Check the listing below for lines that hold "like". How many are there? Please give only the number.

[Start of DATASET RECORDS]

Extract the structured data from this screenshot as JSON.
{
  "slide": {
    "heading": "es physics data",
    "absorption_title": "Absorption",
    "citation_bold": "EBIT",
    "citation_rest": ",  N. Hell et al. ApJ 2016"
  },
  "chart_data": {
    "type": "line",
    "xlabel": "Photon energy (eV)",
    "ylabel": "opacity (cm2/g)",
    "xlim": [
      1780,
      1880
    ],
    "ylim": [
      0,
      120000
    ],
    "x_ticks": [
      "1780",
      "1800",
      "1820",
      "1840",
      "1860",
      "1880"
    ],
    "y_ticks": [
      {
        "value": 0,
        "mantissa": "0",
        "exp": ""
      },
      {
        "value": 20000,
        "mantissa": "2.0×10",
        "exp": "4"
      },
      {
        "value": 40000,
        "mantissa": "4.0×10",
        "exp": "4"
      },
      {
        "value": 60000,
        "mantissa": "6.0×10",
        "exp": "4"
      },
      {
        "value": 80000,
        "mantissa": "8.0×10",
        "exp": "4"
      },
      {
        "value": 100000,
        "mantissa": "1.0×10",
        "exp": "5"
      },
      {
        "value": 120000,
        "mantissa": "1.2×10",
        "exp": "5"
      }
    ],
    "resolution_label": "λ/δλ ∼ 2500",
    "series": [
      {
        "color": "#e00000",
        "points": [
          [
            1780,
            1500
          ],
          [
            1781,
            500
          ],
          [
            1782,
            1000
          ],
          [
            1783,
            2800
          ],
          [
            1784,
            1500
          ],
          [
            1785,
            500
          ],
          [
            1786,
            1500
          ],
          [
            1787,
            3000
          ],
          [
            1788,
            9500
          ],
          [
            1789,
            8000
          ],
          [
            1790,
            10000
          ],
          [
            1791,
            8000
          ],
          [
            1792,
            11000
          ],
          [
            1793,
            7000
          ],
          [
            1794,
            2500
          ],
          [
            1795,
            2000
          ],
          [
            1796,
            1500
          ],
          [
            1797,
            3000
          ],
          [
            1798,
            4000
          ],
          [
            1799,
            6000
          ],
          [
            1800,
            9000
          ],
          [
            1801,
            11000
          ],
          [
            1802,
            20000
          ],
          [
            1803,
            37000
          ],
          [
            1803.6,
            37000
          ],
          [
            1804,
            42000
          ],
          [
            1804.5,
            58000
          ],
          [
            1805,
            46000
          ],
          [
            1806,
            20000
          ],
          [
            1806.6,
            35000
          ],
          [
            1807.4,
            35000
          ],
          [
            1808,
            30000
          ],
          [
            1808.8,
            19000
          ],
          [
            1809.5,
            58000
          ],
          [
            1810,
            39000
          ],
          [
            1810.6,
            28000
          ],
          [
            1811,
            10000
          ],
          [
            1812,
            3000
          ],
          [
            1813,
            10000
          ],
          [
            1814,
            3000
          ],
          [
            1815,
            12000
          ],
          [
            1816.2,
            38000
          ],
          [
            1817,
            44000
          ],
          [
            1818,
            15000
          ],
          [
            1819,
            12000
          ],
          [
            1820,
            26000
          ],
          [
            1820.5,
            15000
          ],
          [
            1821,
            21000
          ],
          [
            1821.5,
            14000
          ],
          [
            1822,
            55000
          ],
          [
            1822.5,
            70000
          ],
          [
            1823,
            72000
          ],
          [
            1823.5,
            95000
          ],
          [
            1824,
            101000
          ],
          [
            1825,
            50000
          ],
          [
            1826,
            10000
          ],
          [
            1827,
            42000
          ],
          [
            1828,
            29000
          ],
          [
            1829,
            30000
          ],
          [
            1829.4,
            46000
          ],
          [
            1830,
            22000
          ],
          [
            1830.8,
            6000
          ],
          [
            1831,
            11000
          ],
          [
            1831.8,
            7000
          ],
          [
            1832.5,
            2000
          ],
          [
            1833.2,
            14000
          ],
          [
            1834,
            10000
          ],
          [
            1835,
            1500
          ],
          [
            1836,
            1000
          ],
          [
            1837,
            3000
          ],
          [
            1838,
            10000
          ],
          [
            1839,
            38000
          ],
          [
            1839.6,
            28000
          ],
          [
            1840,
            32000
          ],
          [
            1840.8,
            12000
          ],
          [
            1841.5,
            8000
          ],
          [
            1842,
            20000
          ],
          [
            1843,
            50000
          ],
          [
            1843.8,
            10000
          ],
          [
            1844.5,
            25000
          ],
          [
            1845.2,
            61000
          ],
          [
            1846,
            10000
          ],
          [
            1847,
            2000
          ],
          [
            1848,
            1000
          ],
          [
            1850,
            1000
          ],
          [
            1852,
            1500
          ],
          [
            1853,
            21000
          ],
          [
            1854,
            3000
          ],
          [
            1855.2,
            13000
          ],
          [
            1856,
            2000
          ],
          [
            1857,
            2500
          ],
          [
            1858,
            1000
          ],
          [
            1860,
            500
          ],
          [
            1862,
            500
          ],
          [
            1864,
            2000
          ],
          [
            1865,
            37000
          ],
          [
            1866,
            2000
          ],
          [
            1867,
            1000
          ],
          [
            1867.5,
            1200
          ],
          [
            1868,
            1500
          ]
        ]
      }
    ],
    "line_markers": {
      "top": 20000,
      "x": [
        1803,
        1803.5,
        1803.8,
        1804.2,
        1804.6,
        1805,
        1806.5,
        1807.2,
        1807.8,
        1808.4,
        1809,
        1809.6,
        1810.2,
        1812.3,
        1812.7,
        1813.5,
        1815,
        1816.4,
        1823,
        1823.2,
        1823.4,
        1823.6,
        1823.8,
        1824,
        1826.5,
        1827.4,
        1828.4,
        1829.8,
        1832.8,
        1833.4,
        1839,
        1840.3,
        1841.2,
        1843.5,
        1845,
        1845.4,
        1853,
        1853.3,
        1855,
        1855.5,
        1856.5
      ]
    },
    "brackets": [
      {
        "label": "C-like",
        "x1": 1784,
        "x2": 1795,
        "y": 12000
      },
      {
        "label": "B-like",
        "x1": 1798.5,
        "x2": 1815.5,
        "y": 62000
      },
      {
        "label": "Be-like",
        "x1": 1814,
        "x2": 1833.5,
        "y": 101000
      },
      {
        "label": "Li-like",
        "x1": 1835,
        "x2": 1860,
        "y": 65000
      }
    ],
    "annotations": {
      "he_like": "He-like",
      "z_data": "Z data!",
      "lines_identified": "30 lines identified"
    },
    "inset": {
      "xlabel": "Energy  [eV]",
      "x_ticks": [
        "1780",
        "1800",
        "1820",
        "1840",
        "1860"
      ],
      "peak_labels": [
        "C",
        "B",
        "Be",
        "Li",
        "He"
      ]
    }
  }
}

[End of DATASET RECORDS]

§ THE ANSWER
5